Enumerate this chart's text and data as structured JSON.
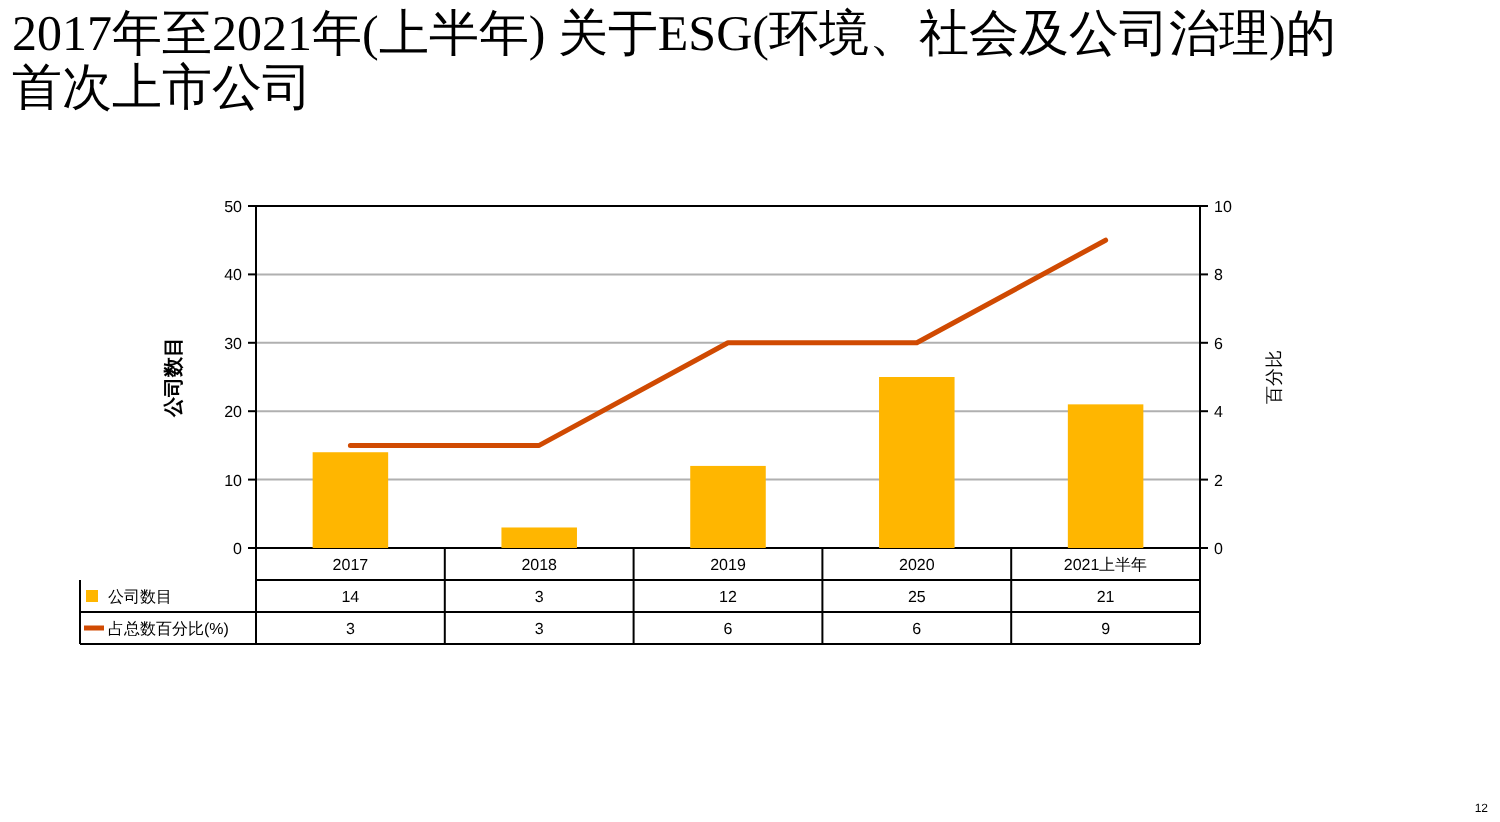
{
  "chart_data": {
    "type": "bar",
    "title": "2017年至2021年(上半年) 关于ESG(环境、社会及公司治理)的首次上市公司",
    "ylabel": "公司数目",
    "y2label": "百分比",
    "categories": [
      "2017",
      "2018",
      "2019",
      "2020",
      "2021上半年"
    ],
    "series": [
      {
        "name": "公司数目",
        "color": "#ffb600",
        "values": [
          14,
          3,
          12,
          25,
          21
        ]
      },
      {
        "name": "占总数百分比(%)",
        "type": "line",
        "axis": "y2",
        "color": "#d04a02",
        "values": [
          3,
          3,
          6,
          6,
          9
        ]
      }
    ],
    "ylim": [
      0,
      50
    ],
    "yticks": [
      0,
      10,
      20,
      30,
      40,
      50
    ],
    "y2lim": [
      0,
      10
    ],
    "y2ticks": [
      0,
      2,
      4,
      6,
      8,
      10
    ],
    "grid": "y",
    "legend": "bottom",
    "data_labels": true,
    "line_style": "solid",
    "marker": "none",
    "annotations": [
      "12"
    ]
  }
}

(WHAT TO DO)
Print all entries exactly. The images do not belong in the copy.

(OUTPUT OF THE TASK)
Enumerate this chart's text and data as structured JSON.
{
  "chart_data": {
    "type": "bar",
    "title": "2017年至2021年(上半年) 关于ESG(环境、社会及公司治理)的首次上市公司",
    "ylabel": "公司数目",
    "y2label": "百分比",
    "categories": [
      "2017",
      "2018",
      "2019",
      "2020",
      "2021上半年"
    ],
    "series": [
      {
        "name": "公司数目",
        "color": "#ffb600",
        "values": [
          14,
          3,
          12,
          25,
          21
        ]
      },
      {
        "name": "占总数百分比(%)",
        "type": "line",
        "axis": "y2",
        "color": "#d04a02",
        "values": [
          3,
          3,
          6,
          6,
          9
        ]
      }
    ],
    "ylim": [
      0,
      50
    ],
    "yticks": [
      0,
      10,
      20,
      30,
      40,
      50
    ],
    "y2lim": [
      0,
      10
    ],
    "y2ticks": [
      0,
      2,
      4,
      6,
      8,
      10
    ],
    "grid": "y",
    "legend": "bottom",
    "data_labels": true,
    "line_style": "solid",
    "marker": "none",
    "annotations": [
      "12"
    ]
  }
}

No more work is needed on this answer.